>> BEGIN Record list
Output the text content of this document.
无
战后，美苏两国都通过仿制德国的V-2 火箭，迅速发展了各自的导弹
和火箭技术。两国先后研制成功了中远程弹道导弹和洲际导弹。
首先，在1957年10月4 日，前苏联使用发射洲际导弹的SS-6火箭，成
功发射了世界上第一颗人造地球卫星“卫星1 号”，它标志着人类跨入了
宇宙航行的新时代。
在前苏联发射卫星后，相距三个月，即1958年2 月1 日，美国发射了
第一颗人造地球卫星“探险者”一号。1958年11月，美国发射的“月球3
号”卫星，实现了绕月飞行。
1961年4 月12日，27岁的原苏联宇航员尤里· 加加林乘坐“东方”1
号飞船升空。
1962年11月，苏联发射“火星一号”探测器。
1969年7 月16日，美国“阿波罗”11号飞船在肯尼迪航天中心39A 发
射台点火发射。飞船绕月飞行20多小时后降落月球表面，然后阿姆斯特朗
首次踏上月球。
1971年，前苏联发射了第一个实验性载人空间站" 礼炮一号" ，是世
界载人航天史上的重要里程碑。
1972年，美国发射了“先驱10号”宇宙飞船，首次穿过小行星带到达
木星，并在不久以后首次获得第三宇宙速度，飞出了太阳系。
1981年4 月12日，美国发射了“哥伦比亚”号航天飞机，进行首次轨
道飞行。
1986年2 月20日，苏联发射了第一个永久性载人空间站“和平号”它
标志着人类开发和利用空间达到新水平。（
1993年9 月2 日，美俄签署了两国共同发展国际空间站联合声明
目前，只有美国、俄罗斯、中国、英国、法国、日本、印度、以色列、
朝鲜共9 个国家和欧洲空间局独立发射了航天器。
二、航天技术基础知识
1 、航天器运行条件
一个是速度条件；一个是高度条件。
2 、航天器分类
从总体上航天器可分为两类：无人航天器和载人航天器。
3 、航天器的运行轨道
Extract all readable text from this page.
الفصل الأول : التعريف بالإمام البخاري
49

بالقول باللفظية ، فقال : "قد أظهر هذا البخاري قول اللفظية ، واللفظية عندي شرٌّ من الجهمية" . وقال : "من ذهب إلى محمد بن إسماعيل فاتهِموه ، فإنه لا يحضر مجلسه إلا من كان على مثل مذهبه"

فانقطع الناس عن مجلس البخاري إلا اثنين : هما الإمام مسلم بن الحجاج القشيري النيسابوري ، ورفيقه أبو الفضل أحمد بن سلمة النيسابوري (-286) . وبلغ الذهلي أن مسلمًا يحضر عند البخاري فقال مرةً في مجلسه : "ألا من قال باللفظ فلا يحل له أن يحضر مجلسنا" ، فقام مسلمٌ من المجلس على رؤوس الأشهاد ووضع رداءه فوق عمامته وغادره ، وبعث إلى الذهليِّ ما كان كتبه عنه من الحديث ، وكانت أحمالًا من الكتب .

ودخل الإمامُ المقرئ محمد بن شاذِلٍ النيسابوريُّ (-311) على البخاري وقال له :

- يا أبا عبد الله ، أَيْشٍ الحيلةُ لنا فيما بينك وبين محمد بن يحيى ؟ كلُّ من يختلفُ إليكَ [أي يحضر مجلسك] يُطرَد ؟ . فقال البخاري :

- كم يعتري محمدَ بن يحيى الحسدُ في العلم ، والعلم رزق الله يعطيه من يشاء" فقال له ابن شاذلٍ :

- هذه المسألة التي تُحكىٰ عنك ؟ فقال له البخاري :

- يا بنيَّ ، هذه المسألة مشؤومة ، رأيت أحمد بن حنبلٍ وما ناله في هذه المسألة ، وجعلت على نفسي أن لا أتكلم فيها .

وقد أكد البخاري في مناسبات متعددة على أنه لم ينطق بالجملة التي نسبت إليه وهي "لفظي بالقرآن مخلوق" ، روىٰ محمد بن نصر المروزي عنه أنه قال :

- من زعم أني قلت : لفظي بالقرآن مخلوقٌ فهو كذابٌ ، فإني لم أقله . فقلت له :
>> END Record list
## What is being asked:
Extract, word for word, each line of the listing above.

## Answer to the problem:
Output the text content of this document.
无
战后，美苏两国都通过仿制德国的V-2 火箭，迅速发展了各自的导弹
和火箭技术。两国先后研制成功了中远程弹道导弹和洲际导弹。
首先，在1957年10月4 日，前苏联使用发射洲际导弹的SS-6火箭，成
功发射了世界上第一颗人造地球卫星“卫星1 号”，它标志着人类跨入了
宇宙航行的新时代。
在前苏联发射卫星后，相距三个月，即1958年2 月1 日，美国发射了
第一颗人造地球卫星“探险者”一号。1958年11月，美国发射的“月球3
号”卫星，实现了绕月飞行。
1961年4 月12日，27岁的原苏联宇航员尤里· 加加林乘坐“东方”1
号飞船升空。
1962年11月，苏联发射“火星一号”探测器。
1969年7 月16日，美国“阿波罗”11号飞船在肯尼迪航天中心39A 发
射台点火发射。飞船绕月飞行20多小时后降落月球表面，然后阿姆斯特朗
首次踏上月球。
1971年，前苏联发射了第一个实验性载人空间站" 礼炮一号" ，是世
界载人航天史上的重要里程碑。
1972年，美国发射了“先驱10号”宇宙飞船，首次穿过小行星带到达
木星，并在不久以后首次获得第三宇宙速度，飞出了太阳系。
1981年4 月12日，美国发射了“哥伦比亚”号航天飞机，进行首次轨
道飞行。
1986年2 月20日，苏联发射了第一个永久性载人空间站“和平号”它
标志着人类开发和利用空间达到新水平。（
1993年9 月2 日，美俄签署了两国共同发展国际空间站联合声明
目前，只有美国、俄罗斯、中国、英国、法国、日本、印度、以色列、
朝鲜共9 个国家和欧洲空间局独立发射了航天器。
二、航天技术基础知识
1 、航天器运行条件
一个是速度条件；一个是高度条件。
2 、航天器分类
从总体上航天器可分为两类：无人航天器和载人航天器。
3 、航天器的运行轨道
Extract all readable text from this page.
الفصل الأول : التعريف بالإمام البخاري
49

بالقول باللفظية ، فقال : "قد أظهر هذا البخاري قول اللفظية ، واللفظية عندي شرٌّ من الجهمية" . وقال : "من ذهب إلى محمد بن إسماعيل فاتهِموه ، فإنه لا يحضر مجلسه إلا من كان على مثل مذهبه"

فانقطع الناس عن مجلس البخاري إلا اثنين : هما الإمام مسلم بن الحجاج القشيري النيسابوري ، ورفيقه أبو الفضل أحمد بن سلمة النيسابوري (-286) . وبلغ الذهلي أن مسلمًا يحضر عند البخاري فقال مرةً في مجلسه : "ألا من قال باللفظ فلا يحل له أن يحضر مجلسنا" ، فقام مسلمٌ من المجلس على رؤوس الأشهاد ووضع رداءه فوق عمامته وغادره ، وبعث إلى الذهليِّ ما كان كتبه عنه من الحديث ، وكانت أحمالًا من الكتب .

ودخل الإمامُ المقرئ محمد بن شاذِلٍ النيسابوريُّ (-311) على البخاري وقال له :

- يا أبا عبد الله ، أَيْشٍ الحيلةُ لنا فيما بينك وبين محمد بن يحيى ؟ كلُّ من يختلفُ إليكَ [أي يحضر مجلسك] يُطرَد ؟ . فقال البخاري :

- كم يعتري محمدَ بن يحيى الحسدُ في العلم ، والعلم رزق الله يعطيه من يشاء" فقال له ابن شاذلٍ :

- هذه المسألة التي تُحكىٰ عنك ؟ فقال له البخاري :

- يا بنيَّ ، هذه المسألة مشؤومة ، رأيت أحمد بن حنبلٍ وما ناله في هذه المسألة ، وجعلت على نفسي أن لا أتكلم فيها .

وقد أكد البخاري في مناسبات متعددة على أنه لم ينطق بالجملة التي نسبت إليه وهي "لفظي بالقرآن مخلوق" ، روىٰ محمد بن نصر المروزي عنه أنه قال :

- من زعم أني قلت : لفظي بالقرآن مخلوقٌ فهو كذابٌ ، فإني لم أقله . فقلت له :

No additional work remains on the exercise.